Excerpt from a dataset
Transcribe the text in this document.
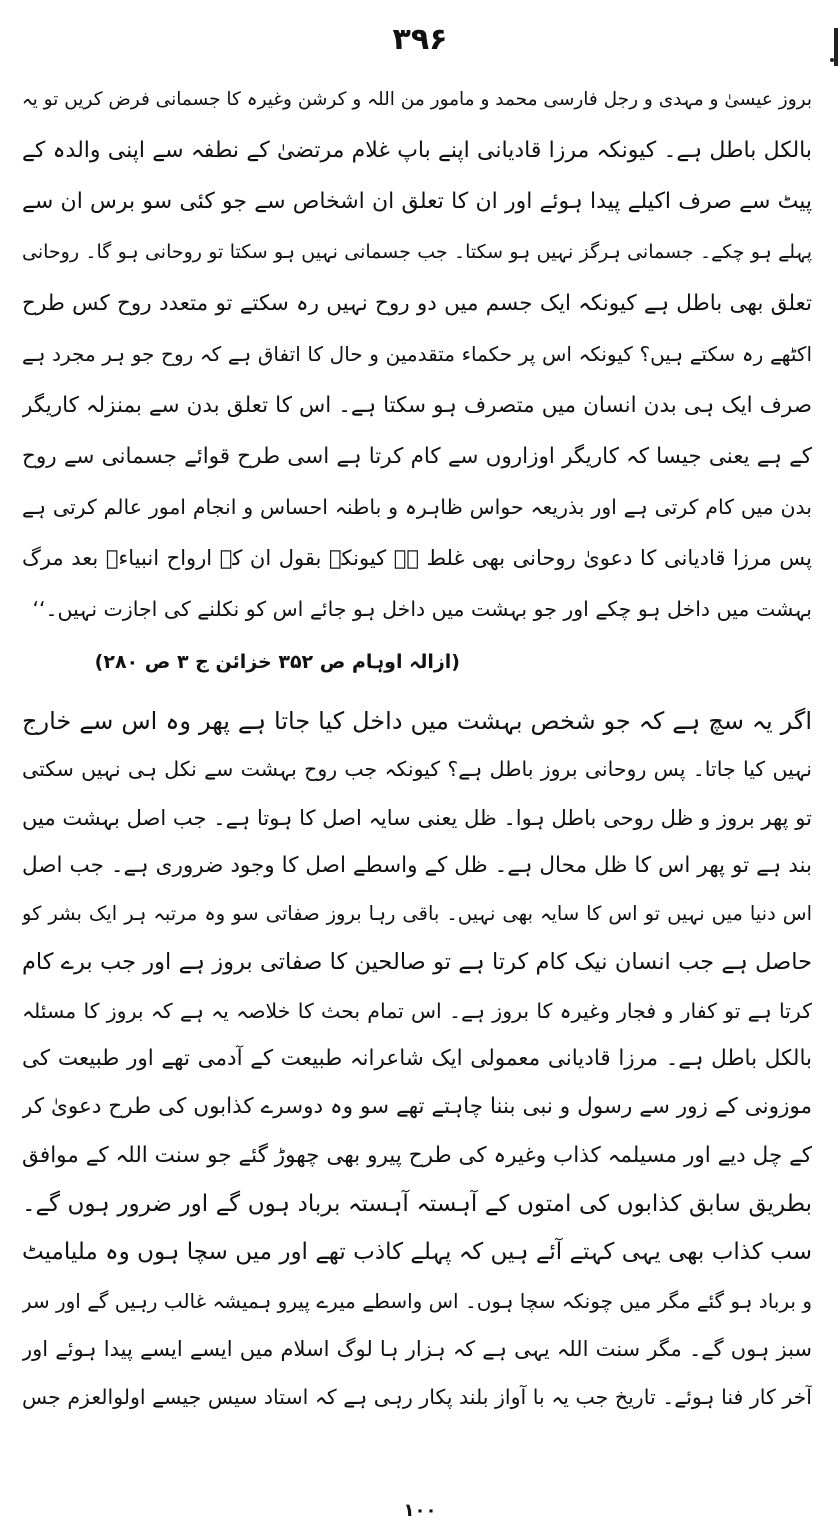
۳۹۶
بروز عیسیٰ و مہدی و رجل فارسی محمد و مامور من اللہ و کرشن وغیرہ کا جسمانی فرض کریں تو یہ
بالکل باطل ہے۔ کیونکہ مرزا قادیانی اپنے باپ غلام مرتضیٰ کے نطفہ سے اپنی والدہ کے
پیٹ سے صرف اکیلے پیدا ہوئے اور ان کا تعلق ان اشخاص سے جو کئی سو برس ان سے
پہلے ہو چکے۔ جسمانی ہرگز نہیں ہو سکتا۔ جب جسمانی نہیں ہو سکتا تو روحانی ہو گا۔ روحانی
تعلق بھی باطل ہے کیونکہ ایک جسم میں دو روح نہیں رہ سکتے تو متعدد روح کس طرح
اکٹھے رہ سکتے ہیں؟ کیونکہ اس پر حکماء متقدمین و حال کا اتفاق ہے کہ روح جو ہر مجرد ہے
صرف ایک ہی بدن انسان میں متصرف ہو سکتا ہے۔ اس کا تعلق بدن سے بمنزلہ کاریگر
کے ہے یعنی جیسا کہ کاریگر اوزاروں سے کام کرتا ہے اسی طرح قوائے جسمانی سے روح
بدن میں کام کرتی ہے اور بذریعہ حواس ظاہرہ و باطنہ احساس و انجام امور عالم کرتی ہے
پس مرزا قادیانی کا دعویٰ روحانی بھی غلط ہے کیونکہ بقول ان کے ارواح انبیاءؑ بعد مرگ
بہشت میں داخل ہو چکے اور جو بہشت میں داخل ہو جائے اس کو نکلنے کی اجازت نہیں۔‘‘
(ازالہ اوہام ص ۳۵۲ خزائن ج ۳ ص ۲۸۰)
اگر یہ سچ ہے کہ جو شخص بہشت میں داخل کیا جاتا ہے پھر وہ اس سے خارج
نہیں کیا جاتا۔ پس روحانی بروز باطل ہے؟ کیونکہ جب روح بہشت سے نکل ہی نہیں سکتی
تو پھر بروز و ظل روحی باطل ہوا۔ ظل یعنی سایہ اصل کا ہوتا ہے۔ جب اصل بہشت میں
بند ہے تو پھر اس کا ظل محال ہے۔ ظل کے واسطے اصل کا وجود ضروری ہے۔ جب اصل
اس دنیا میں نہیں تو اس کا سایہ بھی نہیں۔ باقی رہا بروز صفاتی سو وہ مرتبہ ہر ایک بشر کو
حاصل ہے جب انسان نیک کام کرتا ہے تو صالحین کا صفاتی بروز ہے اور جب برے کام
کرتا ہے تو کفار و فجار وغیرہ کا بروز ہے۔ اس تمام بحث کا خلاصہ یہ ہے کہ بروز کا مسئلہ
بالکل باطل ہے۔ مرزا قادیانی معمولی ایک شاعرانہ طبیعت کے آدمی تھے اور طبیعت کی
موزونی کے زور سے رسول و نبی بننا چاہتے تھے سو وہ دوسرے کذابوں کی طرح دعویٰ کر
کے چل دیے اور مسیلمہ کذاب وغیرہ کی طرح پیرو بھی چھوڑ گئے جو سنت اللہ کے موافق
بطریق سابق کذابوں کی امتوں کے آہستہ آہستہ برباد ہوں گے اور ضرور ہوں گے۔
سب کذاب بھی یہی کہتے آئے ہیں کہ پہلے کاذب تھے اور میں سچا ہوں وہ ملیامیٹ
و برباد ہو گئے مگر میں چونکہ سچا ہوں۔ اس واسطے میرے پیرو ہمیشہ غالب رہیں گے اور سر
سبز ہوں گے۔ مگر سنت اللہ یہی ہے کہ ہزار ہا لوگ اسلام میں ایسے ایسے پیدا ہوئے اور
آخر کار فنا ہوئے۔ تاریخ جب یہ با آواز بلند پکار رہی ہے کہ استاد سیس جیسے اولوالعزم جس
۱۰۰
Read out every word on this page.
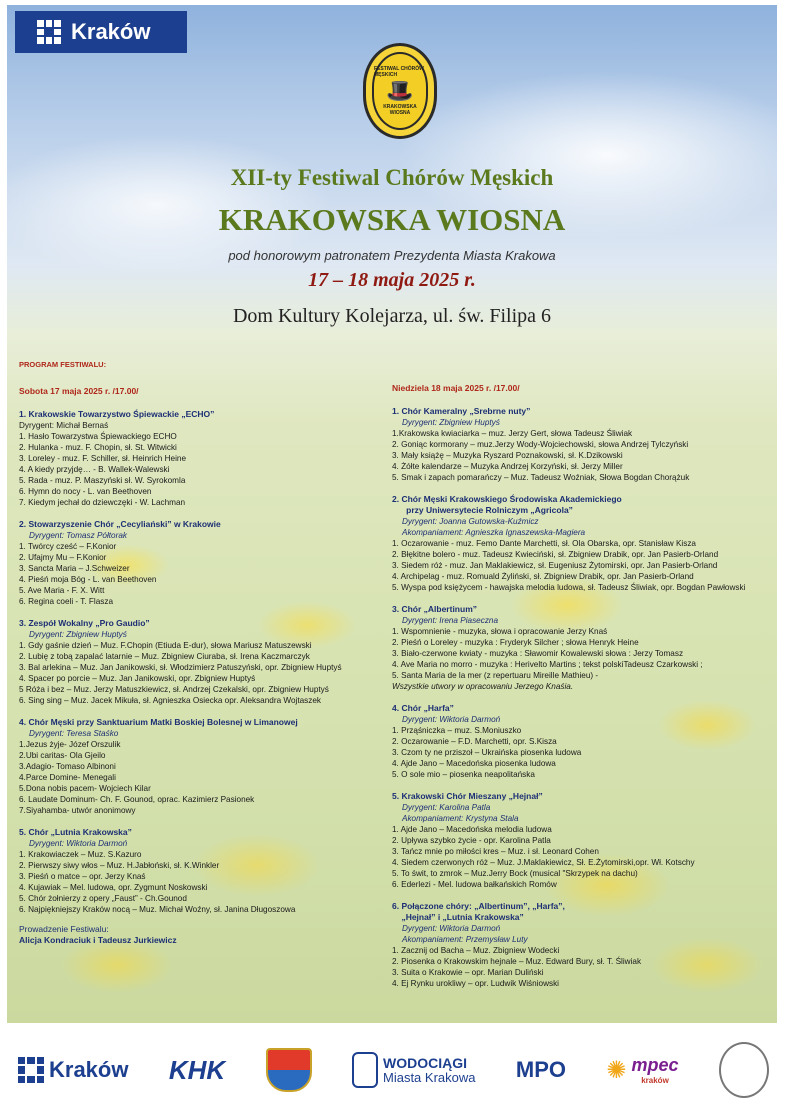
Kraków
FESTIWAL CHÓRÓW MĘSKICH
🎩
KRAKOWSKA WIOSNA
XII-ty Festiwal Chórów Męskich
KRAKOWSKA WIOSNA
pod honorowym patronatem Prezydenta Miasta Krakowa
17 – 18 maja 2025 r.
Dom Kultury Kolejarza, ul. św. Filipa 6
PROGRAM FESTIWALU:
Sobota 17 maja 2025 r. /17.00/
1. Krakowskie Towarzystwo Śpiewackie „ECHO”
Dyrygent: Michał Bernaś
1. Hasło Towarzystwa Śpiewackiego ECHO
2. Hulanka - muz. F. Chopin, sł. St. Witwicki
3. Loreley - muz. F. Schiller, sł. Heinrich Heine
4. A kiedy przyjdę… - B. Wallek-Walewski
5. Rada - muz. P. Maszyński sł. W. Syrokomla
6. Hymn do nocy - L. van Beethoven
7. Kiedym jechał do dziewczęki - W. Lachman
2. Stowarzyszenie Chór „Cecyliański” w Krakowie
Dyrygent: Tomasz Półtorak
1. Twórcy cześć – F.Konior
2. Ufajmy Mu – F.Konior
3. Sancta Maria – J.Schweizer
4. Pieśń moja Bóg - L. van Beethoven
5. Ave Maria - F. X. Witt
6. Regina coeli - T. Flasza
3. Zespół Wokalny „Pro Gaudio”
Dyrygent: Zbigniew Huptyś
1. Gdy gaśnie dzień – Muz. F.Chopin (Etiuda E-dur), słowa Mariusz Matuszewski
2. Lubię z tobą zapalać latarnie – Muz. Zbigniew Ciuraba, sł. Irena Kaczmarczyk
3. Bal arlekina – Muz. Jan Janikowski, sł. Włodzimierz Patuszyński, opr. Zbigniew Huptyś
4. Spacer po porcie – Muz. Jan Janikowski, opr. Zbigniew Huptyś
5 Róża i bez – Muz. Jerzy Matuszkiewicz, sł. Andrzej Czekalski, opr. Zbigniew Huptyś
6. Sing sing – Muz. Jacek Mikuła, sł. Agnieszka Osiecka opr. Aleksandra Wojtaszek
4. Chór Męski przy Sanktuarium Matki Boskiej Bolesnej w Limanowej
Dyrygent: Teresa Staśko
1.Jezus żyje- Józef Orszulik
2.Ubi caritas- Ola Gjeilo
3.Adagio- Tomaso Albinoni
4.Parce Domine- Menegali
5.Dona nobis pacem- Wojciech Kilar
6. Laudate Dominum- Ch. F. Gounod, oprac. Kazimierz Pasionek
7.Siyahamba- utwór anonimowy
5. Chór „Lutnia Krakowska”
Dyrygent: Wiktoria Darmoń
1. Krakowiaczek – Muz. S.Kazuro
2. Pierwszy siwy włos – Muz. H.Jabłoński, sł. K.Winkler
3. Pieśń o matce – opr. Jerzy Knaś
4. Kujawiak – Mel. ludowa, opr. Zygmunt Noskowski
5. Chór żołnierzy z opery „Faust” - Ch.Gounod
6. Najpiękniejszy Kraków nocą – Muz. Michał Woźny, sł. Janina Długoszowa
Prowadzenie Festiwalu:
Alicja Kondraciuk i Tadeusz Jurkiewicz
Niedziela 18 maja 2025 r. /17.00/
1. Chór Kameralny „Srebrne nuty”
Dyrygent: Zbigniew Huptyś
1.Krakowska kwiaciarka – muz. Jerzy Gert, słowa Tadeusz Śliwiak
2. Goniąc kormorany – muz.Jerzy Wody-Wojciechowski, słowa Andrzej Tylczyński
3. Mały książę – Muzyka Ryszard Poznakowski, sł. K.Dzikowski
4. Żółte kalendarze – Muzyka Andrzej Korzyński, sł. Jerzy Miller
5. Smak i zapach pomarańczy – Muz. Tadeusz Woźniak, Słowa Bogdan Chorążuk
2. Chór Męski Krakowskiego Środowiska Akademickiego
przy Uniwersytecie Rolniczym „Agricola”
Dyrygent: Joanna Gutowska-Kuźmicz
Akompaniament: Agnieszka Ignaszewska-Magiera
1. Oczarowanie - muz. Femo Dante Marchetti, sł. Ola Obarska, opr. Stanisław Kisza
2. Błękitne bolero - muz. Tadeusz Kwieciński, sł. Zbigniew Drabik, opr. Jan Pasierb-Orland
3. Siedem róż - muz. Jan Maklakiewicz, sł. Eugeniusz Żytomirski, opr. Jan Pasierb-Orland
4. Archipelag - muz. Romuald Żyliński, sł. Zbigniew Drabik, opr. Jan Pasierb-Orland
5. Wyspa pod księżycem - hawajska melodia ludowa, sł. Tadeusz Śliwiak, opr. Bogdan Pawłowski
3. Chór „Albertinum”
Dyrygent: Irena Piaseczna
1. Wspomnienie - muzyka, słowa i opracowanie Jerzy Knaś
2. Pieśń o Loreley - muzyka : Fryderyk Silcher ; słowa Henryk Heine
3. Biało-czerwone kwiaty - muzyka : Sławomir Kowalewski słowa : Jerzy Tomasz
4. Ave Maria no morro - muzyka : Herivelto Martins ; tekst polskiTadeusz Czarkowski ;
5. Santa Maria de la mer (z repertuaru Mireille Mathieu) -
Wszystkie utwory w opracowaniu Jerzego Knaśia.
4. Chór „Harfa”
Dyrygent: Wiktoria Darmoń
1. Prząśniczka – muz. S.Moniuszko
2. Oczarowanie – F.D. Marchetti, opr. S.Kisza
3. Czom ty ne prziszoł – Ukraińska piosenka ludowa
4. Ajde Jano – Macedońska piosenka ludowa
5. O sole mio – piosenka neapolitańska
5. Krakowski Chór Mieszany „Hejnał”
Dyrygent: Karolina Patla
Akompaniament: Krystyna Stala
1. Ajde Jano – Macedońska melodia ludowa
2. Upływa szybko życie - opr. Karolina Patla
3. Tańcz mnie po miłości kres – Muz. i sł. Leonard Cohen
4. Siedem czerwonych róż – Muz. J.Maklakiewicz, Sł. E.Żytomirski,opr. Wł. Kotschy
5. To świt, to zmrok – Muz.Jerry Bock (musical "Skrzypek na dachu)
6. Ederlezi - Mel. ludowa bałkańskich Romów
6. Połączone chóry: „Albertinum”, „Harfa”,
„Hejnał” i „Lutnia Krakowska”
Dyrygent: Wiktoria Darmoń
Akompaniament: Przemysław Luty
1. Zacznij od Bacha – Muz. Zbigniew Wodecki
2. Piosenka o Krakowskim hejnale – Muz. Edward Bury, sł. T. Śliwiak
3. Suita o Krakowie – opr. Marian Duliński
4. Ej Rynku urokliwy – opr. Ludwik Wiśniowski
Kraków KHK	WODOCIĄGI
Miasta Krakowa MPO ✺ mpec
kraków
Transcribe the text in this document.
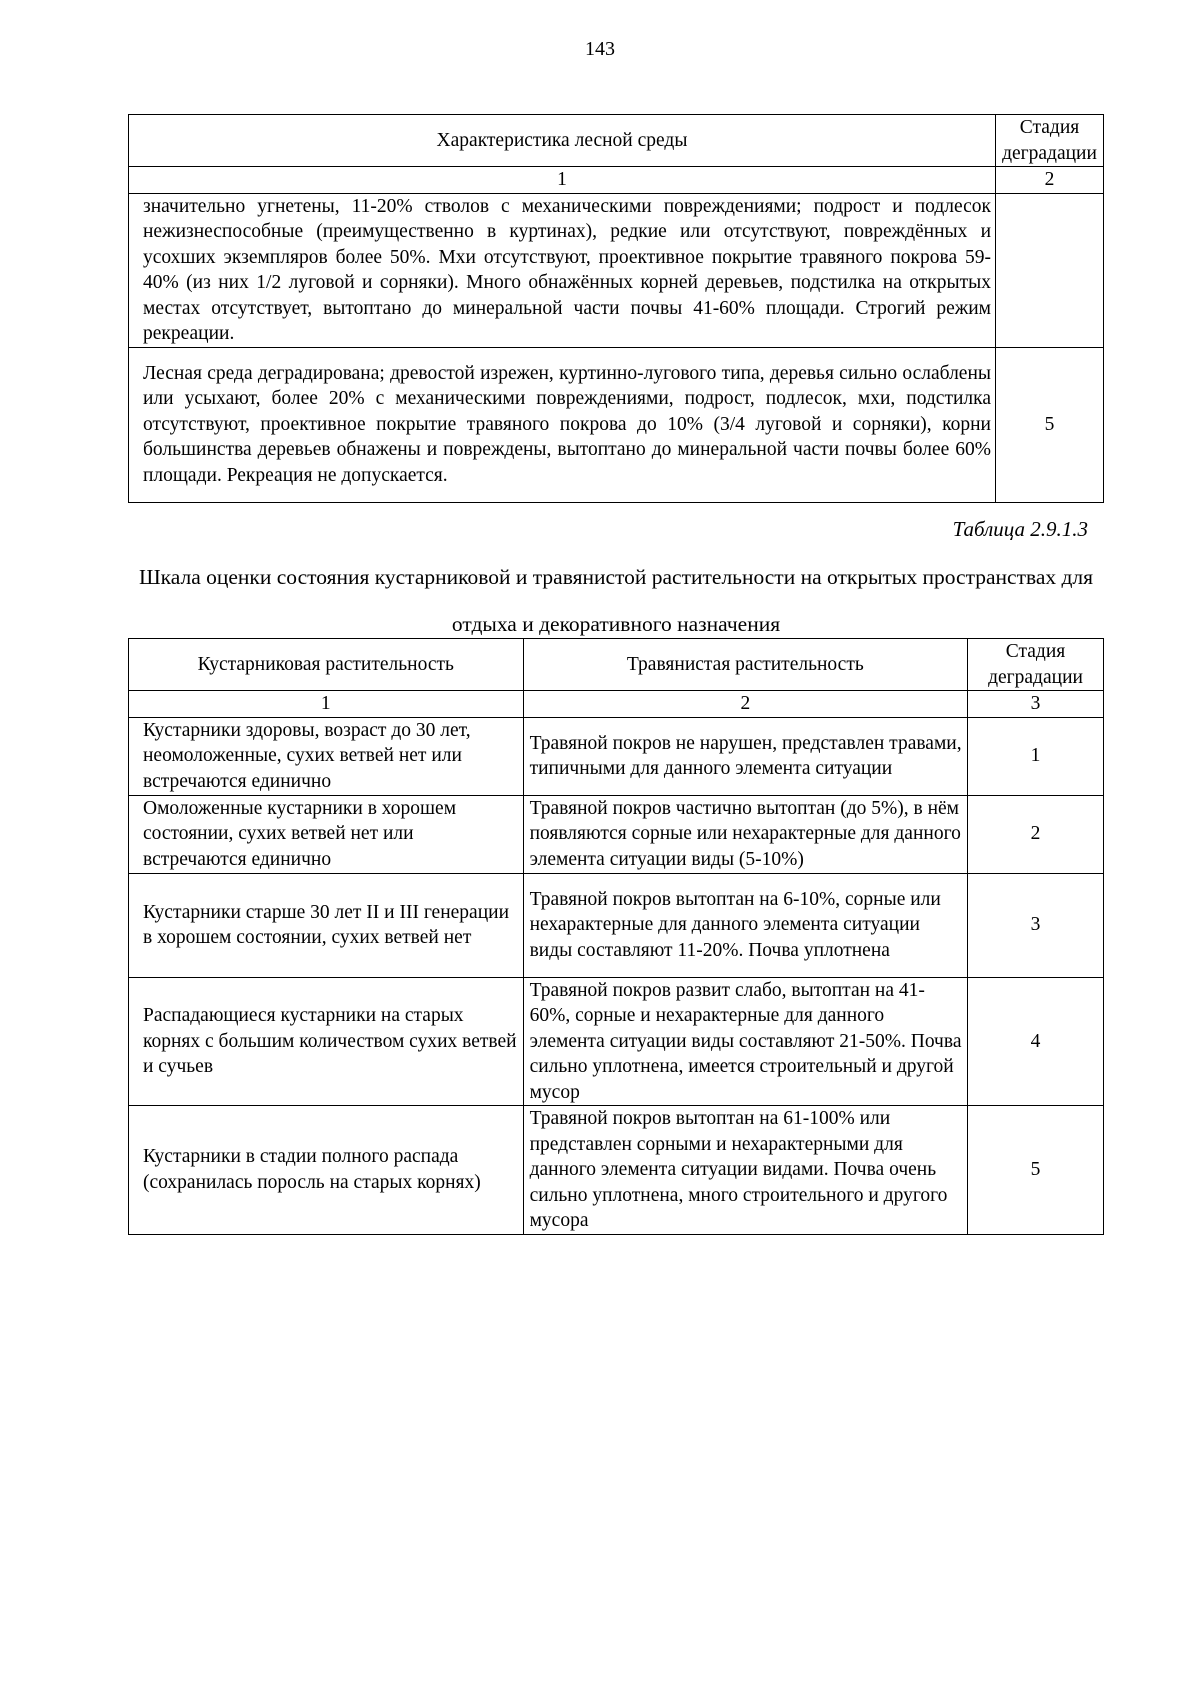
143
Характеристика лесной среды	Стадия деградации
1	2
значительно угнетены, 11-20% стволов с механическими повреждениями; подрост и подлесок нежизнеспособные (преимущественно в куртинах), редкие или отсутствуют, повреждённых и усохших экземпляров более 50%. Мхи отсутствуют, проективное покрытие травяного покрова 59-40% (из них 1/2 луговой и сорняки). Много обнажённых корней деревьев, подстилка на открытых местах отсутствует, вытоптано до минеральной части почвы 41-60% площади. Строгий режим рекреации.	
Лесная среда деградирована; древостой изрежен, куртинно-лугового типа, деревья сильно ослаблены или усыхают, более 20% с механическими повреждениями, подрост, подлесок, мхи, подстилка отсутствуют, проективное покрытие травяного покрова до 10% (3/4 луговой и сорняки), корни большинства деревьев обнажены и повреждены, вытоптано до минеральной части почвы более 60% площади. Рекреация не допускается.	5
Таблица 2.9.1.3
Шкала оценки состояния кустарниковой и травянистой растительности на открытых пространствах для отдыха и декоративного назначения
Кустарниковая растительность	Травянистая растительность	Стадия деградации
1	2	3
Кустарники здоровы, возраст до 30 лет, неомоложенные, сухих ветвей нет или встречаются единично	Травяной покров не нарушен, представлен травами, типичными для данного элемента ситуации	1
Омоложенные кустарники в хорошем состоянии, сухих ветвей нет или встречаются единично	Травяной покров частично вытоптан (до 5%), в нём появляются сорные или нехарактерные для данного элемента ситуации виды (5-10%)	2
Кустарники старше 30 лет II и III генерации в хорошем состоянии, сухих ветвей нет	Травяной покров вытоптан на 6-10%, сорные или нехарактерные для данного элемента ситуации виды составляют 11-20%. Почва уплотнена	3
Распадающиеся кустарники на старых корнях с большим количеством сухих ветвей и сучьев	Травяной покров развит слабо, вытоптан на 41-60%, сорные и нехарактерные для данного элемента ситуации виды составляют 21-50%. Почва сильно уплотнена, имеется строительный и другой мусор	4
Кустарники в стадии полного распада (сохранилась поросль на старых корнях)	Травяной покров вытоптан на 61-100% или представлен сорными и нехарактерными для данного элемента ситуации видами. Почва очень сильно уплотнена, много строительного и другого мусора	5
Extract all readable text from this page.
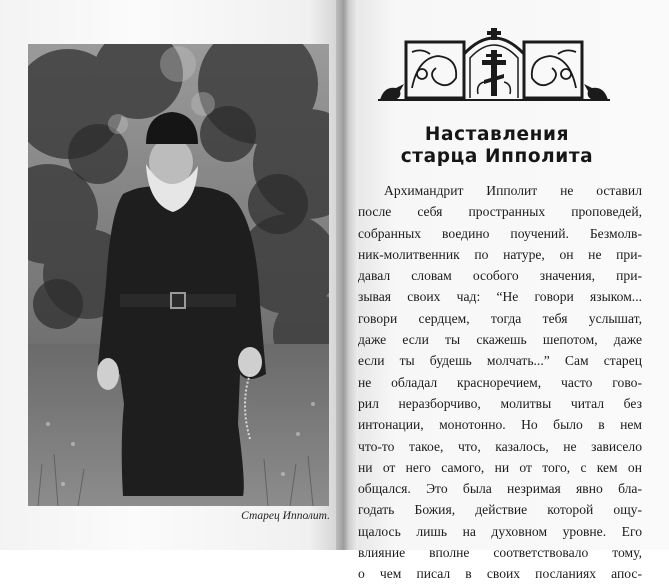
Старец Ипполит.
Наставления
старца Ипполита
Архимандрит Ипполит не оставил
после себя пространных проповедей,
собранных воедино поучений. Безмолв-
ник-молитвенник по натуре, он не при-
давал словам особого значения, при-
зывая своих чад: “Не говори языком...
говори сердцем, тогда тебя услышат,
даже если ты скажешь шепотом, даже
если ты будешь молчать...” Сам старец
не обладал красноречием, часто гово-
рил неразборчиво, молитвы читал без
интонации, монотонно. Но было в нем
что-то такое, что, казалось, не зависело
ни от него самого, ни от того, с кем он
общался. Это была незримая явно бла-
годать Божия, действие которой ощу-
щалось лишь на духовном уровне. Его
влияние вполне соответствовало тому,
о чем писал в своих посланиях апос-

AIM
Take every line from the records above that has the word "سکتے" and copy it.

EXERCISE OUTPUT
تعلق بھی باطل ہے کیونکہ ایک جسم میں دو روح نہیں رہ سکتے تو متعدد روح کس طرح
اکٹھے رہ سکتے ہیں؟ کیونکہ اس پر حکماء متقدمین و حال کا اتفاق ہے کہ روح جو ہر مجرد ہے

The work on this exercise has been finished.